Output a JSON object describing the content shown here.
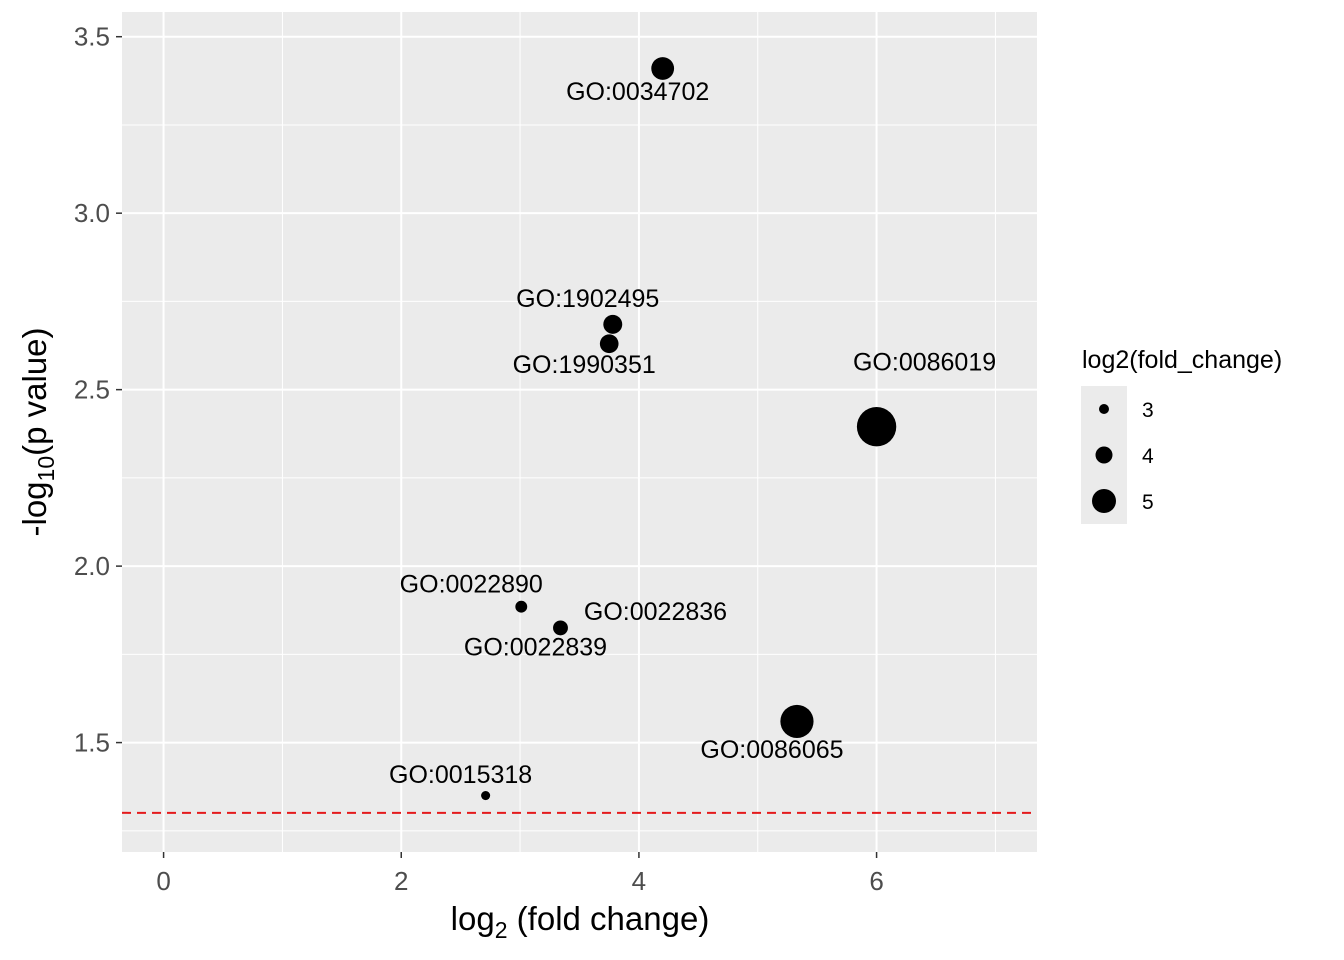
{
  "chart_data": {
    "type": "scatter",
    "xlabel_main": "log",
    "xlabel_sub": "2",
    "xlabel_rest": " (fold change)",
    "ylabel_main": "-log",
    "ylabel_sub": "10",
    "ylabel_rest": "(p value)",
    "xlim": [
      -0.35,
      7.35
    ],
    "ylim": [
      1.19,
      3.57
    ],
    "x_ticks": [
      0,
      2,
      4,
      6
    ],
    "x_tick_labels": [
      "0",
      "2",
      "4",
      "6"
    ],
    "y_ticks": [
      1.5,
      2.0,
      2.5,
      3.0,
      3.5
    ],
    "y_tick_labels": [
      "1.5",
      "2.0",
      "2.5",
      "3.0",
      "3.5"
    ],
    "threshold_y": 1.301,
    "threshold_color": "#e41a1c",
    "panel_background": "#ebebeb",
    "grid": true,
    "legend": {
      "title": "log2(fold_change)",
      "position": "right",
      "entries": [
        {
          "label": "3",
          "value": 3
        },
        {
          "label": "4",
          "value": 4
        },
        {
          "label": "5",
          "value": 5
        }
      ]
    },
    "points": [
      {
        "x": 4.2,
        "y": 3.41,
        "size": 4.2,
        "label": "GO:0034702",
        "label_pos": "below"
      },
      {
        "x": 3.78,
        "y": 2.685,
        "size": 3.78,
        "label": "GO:1902495",
        "label_pos": "above"
      },
      {
        "x": 3.75,
        "y": 2.63,
        "size": 3.75,
        "label": "GO:1990351",
        "label_pos": "below"
      },
      {
        "x": 6.0,
        "y": 2.395,
        "size": 6.0,
        "label": "GO:0086019",
        "label_pos": "above-far"
      },
      {
        "x": 3.01,
        "y": 1.885,
        "size": 3.01,
        "label": "GO:0022890",
        "label_pos": "above-left"
      },
      {
        "x": 3.34,
        "y": 1.825,
        "size": 3.34,
        "label": "GO:0022836",
        "label_pos": "right"
      },
      {
        "x": 3.34,
        "y": 1.825,
        "size": 3.34,
        "label": "GO:0022839",
        "label_pos": "below"
      },
      {
        "x": 5.33,
        "y": 1.56,
        "size": 5.33,
        "label": "GO:0086065",
        "label_pos": "below"
      },
      {
        "x": 2.71,
        "y": 1.35,
        "size": 2.71,
        "label": "GO:0015318",
        "label_pos": "above"
      }
    ]
  }
}
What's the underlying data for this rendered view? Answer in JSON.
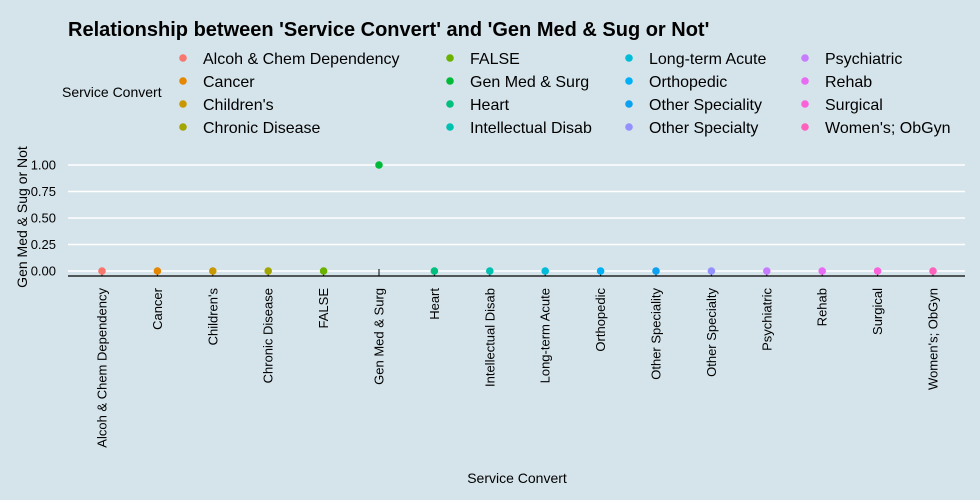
{
  "chart_data": {
    "type": "scatter",
    "title": "Relationship between 'Service Convert' and 'Gen Med & Sug or Not'",
    "xlabel": "Service Convert",
    "ylabel": "Gen Med & Sug or Not",
    "legend_title": "Service Convert",
    "legend_position": "top",
    "grid": true,
    "ylim": [
      0,
      1
    ],
    "yticks": [
      "0.00",
      "0.25",
      "0.50",
      "0.75",
      "1.00"
    ],
    "categories": [
      "Alcoh & Chem Dependency",
      "Cancer",
      "Children's",
      "Chronic Disease",
      "FALSE",
      "Gen Med & Surg",
      "Heart",
      "Intellectual Disab",
      "Long-term Acute",
      "Orthopedic",
      "Other Speciality",
      "Other Specialty",
      "Psychiatric",
      "Rehab",
      "Surgical",
      "Women's; ObGyn"
    ],
    "values": [
      0,
      0,
      0,
      0,
      0,
      1,
      0,
      0,
      0,
      0,
      0,
      0,
      0,
      0,
      0,
      0
    ],
    "colors": [
      "#f8766d",
      "#e58700",
      "#c99800",
      "#a3a500",
      "#6bb100",
      "#00ba38",
      "#00bf7d",
      "#00c0af",
      "#00bcd8",
      "#00b0f6",
      "#0ba0f0",
      "#9590ff",
      "#c77cff",
      "#e76bf3",
      "#fa62db",
      "#ff62bc"
    ]
  }
}
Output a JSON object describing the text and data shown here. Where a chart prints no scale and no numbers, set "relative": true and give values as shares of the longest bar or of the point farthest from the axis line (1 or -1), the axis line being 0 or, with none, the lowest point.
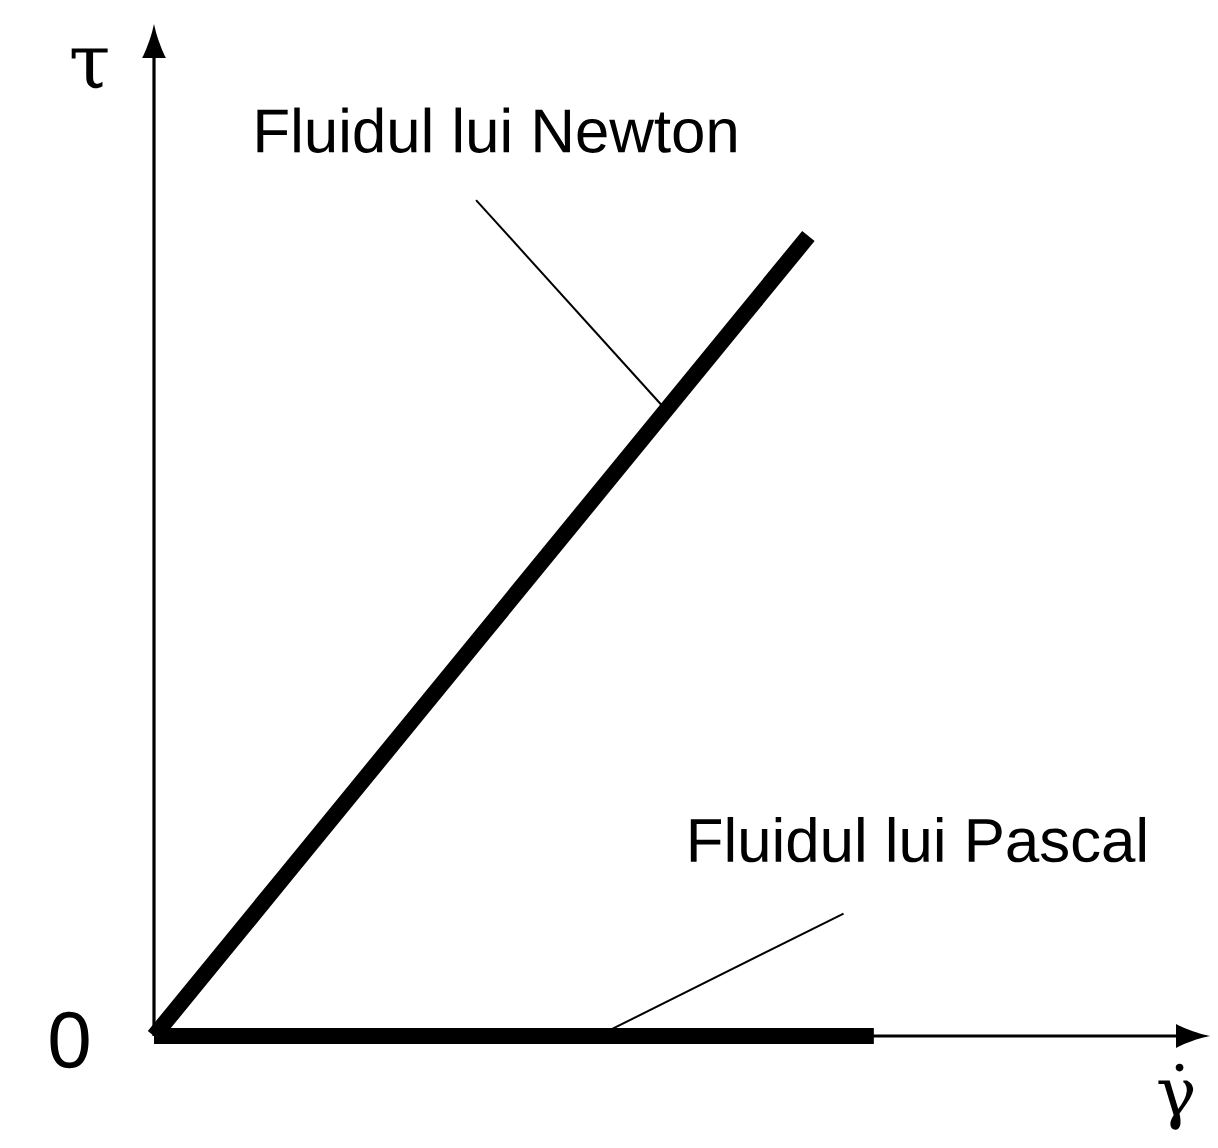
{
  "chart_data": {
    "type": "line",
    "relative": true,
    "xlabel": "γ̇",
    "ylabel": "τ",
    "categories": [
      null,
      null,
      null,
      null,
      null,
      null,
      null,
      null,
      null,
      null,
      null,
      null
    ],
    "series": [
      {
        "values": [
          0,
          0.1,
          0.2,
          0.3,
          0.4,
          0.5,
          0.6,
          0.7,
          0.8,
          0.9,
          1,
          null
        ],
        "color": "#000000"
      },
      {
        "values": [
          0,
          0,
          0,
          0,
          0,
          0,
          0,
          0,
          0,
          0,
          0,
          0
        ],
        "color": "#000000"
      }
    ],
    "annotations": [
      "Fluidul lui Newton",
      "Fluidul lui Pascal",
      "0"
    ],
    "marker": "none",
    "line_style": "solid"
  }
}
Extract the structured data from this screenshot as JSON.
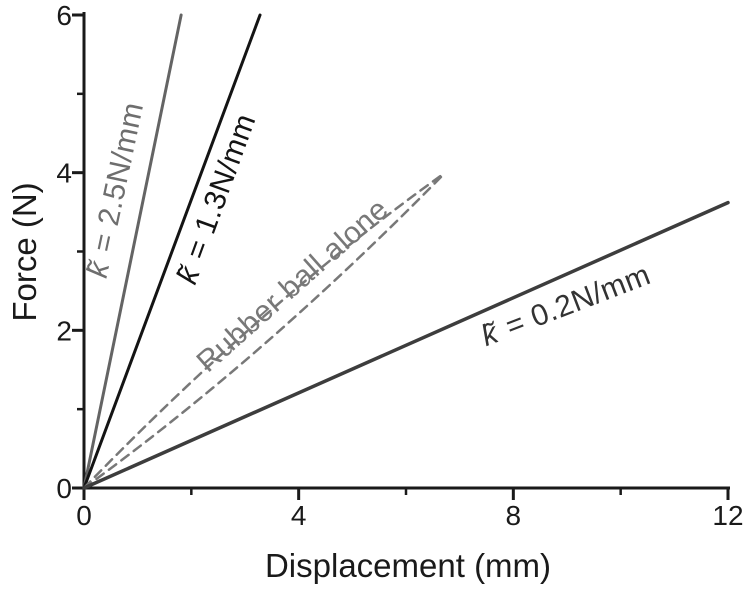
{
  "figure": {
    "background": "#ffffff"
  },
  "axes": {
    "xlabel": "Displacement (mm)",
    "ylabel": "Force (N)",
    "xlim": [
      0,
      12
    ],
    "ylim": [
      0,
      6
    ],
    "x_major_ticks": [
      0,
      4,
      8,
      12
    ],
    "x_minor_ticks": [
      2,
      6,
      10
    ],
    "y_major_ticks": [
      0,
      2,
      4,
      6
    ],
    "y_minor_ticks": [
      1,
      3,
      5
    ],
    "axis_color": "#1a1a1a"
  },
  "chart_data": {
    "type": "line",
    "title": "",
    "xlabel": "Displacement (mm)",
    "ylabel": "Force (N)",
    "xlim": [
      0,
      12
    ],
    "ylim": [
      0,
      6
    ],
    "grid": false,
    "legend": "inline-rotated-labels",
    "series": [
      {
        "id": "k25",
        "name": "k̃ = 2.5N/mm",
        "symbol": "k̃",
        "label_rest": " = 2.5N/mm",
        "stiffness_label": "2.5 N/mm",
        "style": "solid",
        "color": "#646464",
        "width": 3,
        "points": [
          [
            0,
            0
          ],
          [
            1.81,
            6
          ]
        ]
      },
      {
        "id": "k13",
        "name": "k̃ = 1.3N/mm",
        "symbol": "k̃",
        "label_rest": " = 1.3N/mm",
        "stiffness_label": "1.3 N/mm",
        "style": "solid",
        "color": "#141414",
        "width": 3,
        "points": [
          [
            0,
            0
          ],
          [
            3.28,
            6
          ]
        ]
      },
      {
        "id": "ball_loading",
        "name": "Rubber ball alone",
        "label_text": "Rubber ball alone",
        "style": "dashed",
        "color": "#787878",
        "width": 2.5,
        "points": [
          [
            0,
            0
          ],
          [
            6.73,
            4.0
          ]
        ],
        "ctrl": [
          3.35,
          2.36
        ]
      },
      {
        "id": "ball_unloading",
        "name": "Rubber ball alone (return)",
        "style": "dashed",
        "color": "#787878",
        "width": 2.5,
        "points": [
          [
            0,
            0
          ],
          [
            6.73,
            4.0
          ]
        ],
        "ctrl": [
          3.35,
          1.65
        ]
      },
      {
        "id": "k02",
        "name": "k̃ = 0.2N/mm",
        "symbol": "k̃",
        "label_rest": " = 0.2N/mm",
        "stiffness_label": "0.2 N/mm",
        "style": "solid",
        "color": "#3d3d3d",
        "width": 3.5,
        "points": [
          [
            0,
            0
          ],
          [
            12,
            3.62
          ]
        ]
      }
    ]
  }
}
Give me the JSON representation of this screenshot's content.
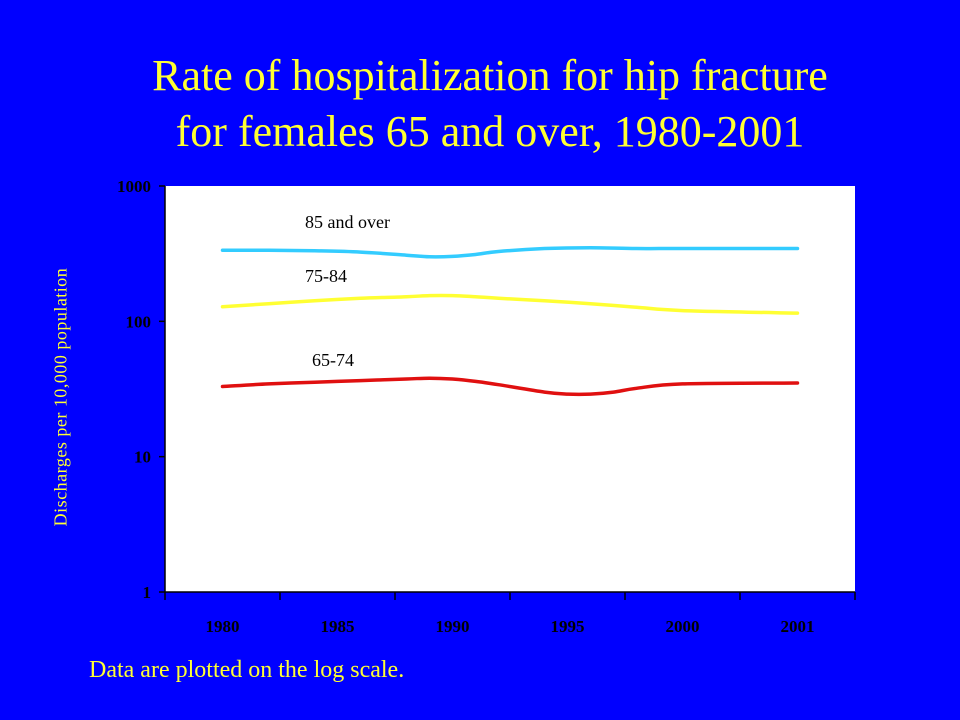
{
  "slide": {
    "title_line1": "Rate of hospitalization for hip fracture",
    "title_line2": "for females 65 and over, 1980-2001",
    "footnote": "Data are plotted on the log scale."
  },
  "chart_data": {
    "type": "line",
    "title": "Rate of hospitalization for hip fracture for females 65 and over, 1980-2001",
    "xlabel": "",
    "ylabel": "Discharges per 10,000 population",
    "y_scale": "log",
    "ylim": [
      1,
      1000
    ],
    "y_ticks": [
      {
        "value": 1,
        "label": "1"
      },
      {
        "value": 10,
        "label": "10"
      },
      {
        "value": 100,
        "label": "100"
      },
      {
        "value": 1000,
        "label": "1000"
      }
    ],
    "categories": [
      "1980",
      "1985",
      "1990",
      "1995",
      "2000",
      "2001"
    ],
    "category_positions": [
      1980,
      1985,
      1990,
      1995,
      2000,
      2001
    ],
    "grid": false,
    "legend": "inline labels",
    "series": [
      {
        "name": "85 and over",
        "color": "#33ccff",
        "x": [
          1980,
          1982,
          1984,
          1986,
          1988,
          1989,
          1990,
          1991,
          1992,
          1994,
          1996,
          1998,
          2000,
          2001
        ],
        "values": [
          335,
          335,
          332,
          325,
          308,
          300,
          302,
          312,
          328,
          345,
          350,
          345,
          345,
          345
        ]
      },
      {
        "name": "75-84",
        "color": "#ffff33",
        "x": [
          1980,
          1982,
          1984,
          1986,
          1988,
          1989,
          1990,
          1991,
          1992,
          1994,
          1996,
          1998,
          2000,
          2001
        ],
        "values": [
          128,
          135,
          142,
          148,
          152,
          155,
          155,
          152,
          148,
          142,
          135,
          127,
          120,
          115
        ]
      },
      {
        "name": "65-74",
        "color": "#e01010",
        "x": [
          1980,
          1982,
          1984,
          1986,
          1988,
          1989,
          1990,
          1991,
          1992,
          1994,
          1995,
          1996,
          1997,
          1998,
          2000,
          2001
        ],
        "values": [
          33,
          34.5,
          35.5,
          36.5,
          37.5,
          38,
          37.5,
          36,
          34,
          30,
          29,
          29,
          30,
          32,
          34.5,
          35
        ]
      }
    ]
  }
}
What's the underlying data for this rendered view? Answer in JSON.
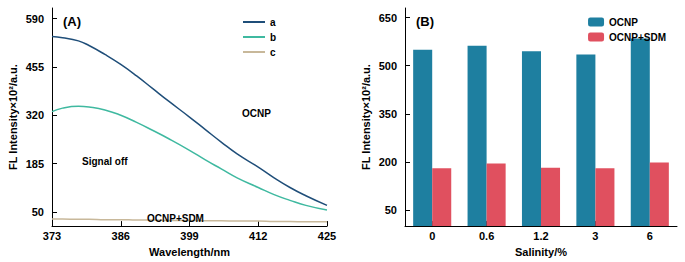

====================

## [EXERCISE DIRECTIONS]
Each line in the entries above that includes the string "Rubber" should be extracted.

## [FINISHED ANSWER]
        "name": "Rubber ball alone",
        "label_text": "Rubber ball alone",
        "name": "Rubber ball alone (return)",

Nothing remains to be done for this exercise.